**Aim of the task**
Wherever the string "open" appears, copy the whole line.

**Information given**
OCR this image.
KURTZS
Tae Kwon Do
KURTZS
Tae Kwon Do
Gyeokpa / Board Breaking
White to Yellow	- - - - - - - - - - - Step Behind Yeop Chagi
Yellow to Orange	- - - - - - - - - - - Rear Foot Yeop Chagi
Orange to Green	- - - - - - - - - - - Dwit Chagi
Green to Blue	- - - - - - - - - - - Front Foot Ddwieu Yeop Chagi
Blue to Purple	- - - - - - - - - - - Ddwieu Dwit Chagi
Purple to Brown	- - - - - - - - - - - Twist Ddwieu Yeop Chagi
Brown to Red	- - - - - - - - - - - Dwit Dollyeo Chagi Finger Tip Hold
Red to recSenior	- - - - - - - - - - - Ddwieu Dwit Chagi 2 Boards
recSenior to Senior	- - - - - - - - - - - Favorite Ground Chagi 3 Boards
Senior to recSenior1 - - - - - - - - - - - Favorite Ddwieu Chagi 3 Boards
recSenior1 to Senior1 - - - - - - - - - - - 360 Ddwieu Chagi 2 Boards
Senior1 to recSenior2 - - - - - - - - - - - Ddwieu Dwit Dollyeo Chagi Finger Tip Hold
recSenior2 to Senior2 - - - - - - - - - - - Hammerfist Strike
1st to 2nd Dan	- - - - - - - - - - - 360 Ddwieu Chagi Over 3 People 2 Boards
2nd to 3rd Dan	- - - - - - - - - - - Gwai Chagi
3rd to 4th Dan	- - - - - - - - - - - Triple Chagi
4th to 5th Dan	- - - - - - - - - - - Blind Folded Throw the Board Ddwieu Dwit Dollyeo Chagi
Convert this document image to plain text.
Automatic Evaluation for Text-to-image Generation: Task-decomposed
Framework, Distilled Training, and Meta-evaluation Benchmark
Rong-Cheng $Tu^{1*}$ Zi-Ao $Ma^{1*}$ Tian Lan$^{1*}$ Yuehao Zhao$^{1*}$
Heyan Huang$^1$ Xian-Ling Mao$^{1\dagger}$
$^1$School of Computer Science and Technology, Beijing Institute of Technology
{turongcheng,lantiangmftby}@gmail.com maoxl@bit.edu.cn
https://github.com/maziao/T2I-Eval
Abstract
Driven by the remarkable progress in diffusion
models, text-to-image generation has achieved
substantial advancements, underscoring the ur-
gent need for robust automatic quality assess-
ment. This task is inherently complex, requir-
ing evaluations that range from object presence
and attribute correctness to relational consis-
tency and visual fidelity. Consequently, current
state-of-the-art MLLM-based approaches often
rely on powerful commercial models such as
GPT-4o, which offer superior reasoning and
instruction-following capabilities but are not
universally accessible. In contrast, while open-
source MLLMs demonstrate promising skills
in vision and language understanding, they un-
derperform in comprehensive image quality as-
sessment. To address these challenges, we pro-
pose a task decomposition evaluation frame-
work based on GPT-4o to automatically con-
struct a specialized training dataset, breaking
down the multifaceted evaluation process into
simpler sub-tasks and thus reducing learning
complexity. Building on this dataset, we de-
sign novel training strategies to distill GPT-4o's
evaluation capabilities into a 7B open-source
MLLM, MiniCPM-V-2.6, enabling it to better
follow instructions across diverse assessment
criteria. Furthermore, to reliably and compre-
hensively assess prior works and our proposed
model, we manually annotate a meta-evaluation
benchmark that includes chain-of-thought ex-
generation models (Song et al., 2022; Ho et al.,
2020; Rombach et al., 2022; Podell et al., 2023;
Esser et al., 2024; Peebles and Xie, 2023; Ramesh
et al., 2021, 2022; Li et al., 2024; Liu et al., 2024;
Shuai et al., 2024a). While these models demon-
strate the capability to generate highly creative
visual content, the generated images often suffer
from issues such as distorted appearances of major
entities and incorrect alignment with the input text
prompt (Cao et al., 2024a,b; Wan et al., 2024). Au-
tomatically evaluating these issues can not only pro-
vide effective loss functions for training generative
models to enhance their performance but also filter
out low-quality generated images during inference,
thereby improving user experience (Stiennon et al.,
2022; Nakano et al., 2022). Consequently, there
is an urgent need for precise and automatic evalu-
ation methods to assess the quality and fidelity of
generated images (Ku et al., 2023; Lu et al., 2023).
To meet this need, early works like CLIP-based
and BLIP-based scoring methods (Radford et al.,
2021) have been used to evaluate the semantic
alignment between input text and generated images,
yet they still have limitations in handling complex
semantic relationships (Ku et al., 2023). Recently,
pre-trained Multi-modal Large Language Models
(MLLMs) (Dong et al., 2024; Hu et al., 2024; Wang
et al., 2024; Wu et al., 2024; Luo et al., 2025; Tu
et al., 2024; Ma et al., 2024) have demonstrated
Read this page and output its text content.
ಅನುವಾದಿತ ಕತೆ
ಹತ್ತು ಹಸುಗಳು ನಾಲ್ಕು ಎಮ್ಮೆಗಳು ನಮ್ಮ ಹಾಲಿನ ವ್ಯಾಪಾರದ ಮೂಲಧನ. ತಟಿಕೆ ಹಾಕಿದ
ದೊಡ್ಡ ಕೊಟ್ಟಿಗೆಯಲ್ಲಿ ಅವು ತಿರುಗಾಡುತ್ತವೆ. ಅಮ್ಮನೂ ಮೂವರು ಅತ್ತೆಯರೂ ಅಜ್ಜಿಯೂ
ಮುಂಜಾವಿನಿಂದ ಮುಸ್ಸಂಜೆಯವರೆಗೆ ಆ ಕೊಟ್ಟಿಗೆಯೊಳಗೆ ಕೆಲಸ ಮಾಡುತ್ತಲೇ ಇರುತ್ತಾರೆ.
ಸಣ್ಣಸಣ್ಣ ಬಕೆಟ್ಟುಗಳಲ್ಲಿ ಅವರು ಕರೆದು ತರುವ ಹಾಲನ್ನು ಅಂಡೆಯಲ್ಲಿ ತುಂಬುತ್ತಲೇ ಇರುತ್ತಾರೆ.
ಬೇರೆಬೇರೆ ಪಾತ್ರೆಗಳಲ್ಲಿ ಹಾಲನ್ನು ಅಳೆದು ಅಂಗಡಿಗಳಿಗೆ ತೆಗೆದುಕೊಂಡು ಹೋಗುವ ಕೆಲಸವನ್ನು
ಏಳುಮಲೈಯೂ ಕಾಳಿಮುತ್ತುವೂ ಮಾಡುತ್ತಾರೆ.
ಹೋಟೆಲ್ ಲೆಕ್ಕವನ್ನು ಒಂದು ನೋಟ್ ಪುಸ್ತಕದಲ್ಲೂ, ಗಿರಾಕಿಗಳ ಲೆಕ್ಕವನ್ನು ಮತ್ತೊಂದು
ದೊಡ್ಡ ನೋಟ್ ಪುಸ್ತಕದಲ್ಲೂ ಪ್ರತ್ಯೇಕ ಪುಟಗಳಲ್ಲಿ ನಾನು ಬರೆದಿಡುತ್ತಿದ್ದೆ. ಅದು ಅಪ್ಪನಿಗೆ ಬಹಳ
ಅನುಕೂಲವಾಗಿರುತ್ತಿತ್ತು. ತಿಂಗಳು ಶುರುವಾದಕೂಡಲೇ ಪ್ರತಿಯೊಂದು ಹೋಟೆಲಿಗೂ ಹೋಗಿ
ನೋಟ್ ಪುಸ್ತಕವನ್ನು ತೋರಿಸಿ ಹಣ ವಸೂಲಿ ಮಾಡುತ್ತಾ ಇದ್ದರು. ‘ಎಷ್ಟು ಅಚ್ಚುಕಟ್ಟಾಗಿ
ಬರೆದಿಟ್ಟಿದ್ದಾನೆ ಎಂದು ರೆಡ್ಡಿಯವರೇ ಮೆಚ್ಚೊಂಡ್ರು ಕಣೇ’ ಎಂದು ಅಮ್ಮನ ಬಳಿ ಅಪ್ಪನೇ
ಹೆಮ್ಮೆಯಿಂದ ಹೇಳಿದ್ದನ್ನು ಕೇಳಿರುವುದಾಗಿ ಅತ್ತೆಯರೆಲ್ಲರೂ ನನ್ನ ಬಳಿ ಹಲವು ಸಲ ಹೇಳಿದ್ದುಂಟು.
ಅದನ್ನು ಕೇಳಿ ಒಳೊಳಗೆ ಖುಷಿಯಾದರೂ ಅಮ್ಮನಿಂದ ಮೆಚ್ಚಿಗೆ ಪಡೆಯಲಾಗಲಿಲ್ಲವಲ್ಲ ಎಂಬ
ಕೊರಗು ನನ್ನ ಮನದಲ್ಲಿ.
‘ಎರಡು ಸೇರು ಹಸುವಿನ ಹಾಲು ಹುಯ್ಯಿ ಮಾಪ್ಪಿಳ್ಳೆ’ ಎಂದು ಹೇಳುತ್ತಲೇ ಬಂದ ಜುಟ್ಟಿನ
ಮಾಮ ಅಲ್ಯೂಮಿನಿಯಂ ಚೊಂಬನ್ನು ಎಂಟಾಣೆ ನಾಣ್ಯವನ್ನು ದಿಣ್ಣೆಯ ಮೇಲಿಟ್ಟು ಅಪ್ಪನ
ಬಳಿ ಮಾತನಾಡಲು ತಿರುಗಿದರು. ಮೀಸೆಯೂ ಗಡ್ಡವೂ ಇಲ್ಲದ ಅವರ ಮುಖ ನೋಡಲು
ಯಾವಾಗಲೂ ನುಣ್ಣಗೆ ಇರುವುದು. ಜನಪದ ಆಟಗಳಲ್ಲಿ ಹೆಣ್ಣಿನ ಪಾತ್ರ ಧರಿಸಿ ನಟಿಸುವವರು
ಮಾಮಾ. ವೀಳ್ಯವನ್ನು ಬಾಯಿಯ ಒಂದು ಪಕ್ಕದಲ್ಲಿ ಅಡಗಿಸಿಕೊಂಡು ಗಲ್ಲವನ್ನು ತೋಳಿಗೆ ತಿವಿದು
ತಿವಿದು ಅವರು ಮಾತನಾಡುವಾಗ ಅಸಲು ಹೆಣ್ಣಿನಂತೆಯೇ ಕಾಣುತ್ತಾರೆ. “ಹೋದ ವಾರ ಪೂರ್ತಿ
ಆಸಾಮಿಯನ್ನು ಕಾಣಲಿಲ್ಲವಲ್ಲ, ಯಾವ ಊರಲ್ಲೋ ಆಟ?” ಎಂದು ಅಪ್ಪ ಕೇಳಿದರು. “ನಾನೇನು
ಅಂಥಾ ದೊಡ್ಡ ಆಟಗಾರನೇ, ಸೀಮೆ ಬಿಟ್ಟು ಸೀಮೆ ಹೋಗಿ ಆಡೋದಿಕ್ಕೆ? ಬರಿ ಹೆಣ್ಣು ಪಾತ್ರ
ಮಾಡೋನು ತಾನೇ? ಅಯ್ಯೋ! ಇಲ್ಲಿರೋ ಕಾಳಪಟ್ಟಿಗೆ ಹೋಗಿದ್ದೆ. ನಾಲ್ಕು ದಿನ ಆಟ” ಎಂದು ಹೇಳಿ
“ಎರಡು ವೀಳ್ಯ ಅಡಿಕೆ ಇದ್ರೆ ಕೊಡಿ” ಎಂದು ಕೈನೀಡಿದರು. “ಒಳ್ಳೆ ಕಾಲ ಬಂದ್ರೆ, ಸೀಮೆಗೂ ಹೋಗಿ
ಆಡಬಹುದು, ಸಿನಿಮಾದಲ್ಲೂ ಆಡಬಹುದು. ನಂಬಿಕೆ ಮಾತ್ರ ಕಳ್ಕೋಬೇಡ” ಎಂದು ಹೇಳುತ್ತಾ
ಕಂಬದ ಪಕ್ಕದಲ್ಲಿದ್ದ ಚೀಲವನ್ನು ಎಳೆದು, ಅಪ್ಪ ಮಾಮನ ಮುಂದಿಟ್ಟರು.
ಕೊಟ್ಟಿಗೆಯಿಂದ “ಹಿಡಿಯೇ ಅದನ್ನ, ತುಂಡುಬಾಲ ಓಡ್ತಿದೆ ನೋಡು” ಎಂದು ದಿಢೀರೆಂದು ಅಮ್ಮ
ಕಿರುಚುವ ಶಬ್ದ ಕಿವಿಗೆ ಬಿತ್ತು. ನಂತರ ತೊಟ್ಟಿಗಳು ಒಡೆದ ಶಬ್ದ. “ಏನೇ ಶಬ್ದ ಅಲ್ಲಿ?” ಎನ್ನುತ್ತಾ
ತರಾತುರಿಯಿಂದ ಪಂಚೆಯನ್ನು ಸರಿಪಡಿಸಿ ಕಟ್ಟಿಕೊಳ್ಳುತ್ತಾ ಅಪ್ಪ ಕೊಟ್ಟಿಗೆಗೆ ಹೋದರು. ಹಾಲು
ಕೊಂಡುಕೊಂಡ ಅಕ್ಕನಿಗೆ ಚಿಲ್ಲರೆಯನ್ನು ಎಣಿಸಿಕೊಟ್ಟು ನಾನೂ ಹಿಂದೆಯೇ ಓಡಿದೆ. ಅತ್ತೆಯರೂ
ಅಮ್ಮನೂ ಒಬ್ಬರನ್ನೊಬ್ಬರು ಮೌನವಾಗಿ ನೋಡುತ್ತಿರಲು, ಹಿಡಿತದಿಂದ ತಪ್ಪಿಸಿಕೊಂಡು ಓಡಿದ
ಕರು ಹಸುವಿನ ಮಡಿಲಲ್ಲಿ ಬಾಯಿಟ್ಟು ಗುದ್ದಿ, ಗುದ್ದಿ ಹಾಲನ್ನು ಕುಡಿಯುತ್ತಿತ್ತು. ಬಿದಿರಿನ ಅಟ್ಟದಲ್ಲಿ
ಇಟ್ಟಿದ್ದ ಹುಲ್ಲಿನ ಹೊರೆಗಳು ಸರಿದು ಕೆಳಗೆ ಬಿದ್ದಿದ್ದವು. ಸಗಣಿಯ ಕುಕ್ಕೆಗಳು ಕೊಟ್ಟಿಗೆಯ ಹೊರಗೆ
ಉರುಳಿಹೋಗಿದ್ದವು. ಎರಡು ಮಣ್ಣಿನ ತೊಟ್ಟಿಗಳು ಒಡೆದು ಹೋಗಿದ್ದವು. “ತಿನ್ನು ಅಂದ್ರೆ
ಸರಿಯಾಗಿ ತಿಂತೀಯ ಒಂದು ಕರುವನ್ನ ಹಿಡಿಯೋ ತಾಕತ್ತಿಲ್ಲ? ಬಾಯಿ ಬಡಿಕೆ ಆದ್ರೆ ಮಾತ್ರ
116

**Reply to the exercise**
universally accessible. In contrast, while open-
evaluation capabilities into a 7B open-source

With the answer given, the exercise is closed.